**Extracted information:**

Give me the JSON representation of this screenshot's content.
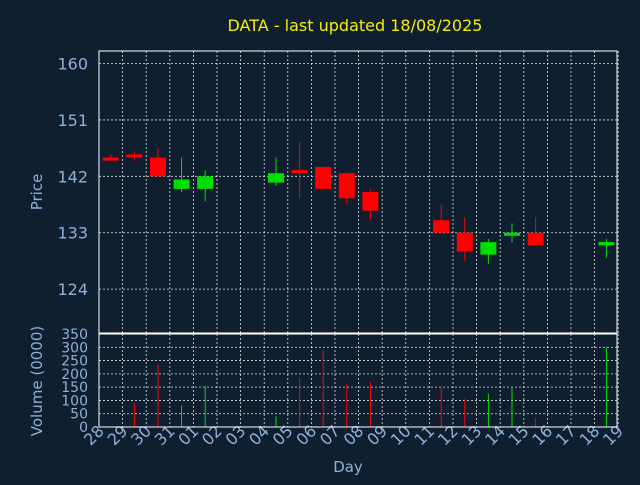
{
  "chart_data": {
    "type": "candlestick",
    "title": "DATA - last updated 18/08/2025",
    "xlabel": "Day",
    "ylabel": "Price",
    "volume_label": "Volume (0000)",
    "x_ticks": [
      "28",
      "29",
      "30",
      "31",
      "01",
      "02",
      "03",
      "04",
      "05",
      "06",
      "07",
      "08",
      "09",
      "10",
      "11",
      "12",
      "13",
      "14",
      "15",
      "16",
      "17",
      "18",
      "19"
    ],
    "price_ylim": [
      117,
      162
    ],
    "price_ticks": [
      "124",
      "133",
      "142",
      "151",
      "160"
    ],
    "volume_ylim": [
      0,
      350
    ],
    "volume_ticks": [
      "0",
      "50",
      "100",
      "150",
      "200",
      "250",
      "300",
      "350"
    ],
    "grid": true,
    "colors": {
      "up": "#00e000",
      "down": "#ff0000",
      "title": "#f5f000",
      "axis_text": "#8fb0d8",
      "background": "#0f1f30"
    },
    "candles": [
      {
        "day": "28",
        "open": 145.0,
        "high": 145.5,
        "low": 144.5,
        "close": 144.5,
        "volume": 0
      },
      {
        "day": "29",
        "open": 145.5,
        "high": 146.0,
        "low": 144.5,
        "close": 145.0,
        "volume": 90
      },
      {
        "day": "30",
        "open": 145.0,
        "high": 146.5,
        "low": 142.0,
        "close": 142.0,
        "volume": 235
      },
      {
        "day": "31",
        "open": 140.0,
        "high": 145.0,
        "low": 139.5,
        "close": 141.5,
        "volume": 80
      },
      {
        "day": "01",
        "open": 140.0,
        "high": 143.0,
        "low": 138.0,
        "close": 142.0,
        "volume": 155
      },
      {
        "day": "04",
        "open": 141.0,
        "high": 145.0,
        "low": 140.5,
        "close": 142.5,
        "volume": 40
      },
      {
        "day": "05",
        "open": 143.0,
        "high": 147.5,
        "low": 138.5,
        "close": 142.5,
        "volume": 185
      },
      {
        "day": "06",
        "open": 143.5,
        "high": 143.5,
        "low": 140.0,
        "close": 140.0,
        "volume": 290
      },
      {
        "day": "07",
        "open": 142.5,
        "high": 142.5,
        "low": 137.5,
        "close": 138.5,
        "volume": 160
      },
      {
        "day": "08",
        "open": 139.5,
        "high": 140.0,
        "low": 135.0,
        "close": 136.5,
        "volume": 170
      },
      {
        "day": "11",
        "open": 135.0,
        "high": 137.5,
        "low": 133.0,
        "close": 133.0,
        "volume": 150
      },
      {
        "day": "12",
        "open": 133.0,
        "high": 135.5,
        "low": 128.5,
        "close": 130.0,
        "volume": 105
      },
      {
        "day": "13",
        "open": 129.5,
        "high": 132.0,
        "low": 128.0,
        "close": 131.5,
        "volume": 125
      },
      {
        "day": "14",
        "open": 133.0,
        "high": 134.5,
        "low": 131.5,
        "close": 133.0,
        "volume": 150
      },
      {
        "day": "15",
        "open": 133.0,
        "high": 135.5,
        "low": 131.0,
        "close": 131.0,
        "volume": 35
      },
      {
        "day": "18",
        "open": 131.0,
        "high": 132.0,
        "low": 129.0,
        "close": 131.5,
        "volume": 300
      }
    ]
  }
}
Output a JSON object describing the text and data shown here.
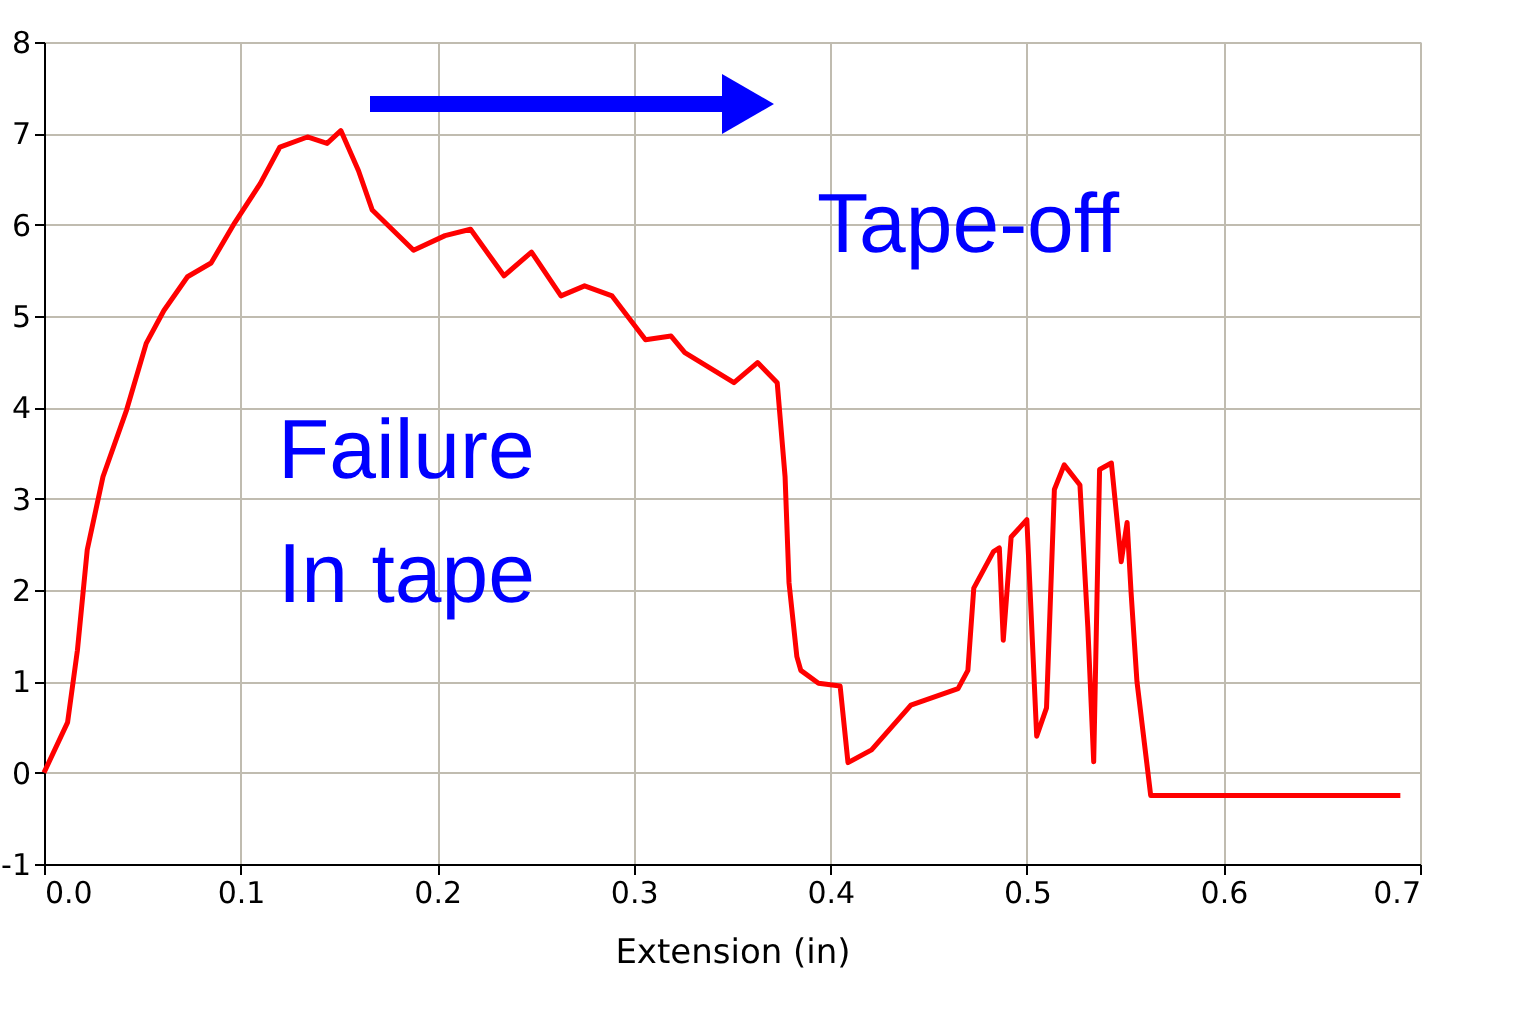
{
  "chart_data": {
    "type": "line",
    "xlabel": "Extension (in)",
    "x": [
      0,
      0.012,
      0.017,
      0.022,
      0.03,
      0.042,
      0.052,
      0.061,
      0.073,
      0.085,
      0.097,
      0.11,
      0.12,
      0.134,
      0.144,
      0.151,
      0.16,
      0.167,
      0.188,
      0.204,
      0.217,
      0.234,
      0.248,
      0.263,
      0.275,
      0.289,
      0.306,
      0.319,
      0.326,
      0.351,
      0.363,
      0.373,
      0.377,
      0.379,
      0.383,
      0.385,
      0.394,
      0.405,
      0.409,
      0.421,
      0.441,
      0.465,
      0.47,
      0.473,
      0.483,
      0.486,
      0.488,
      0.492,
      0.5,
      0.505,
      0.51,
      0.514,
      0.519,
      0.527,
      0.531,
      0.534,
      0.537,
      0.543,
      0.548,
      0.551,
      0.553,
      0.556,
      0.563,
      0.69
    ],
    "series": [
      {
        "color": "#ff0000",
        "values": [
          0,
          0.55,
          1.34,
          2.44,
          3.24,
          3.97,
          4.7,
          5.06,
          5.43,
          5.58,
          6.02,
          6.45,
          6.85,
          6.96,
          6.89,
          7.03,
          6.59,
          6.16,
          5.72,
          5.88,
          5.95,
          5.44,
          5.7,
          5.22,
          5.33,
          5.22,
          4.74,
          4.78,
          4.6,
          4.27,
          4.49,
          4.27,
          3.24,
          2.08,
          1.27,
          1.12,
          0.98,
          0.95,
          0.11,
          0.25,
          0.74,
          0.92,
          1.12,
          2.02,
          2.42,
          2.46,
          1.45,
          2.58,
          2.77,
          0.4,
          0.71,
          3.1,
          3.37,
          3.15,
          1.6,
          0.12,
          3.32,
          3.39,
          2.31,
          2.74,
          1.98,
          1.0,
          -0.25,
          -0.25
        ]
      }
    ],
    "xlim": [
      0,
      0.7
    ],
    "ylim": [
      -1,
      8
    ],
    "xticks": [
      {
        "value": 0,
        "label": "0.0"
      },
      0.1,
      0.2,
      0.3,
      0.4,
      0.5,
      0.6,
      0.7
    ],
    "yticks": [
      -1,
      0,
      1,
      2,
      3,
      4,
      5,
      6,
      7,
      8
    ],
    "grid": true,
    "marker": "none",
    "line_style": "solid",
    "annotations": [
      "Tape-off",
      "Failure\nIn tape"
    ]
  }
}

**What is asked:** Copy all lines above containing the string "JSON".

**Task output:**
Give me the JSON representation of this screenshot's content.
Output a JSON object describing the text and data shown here.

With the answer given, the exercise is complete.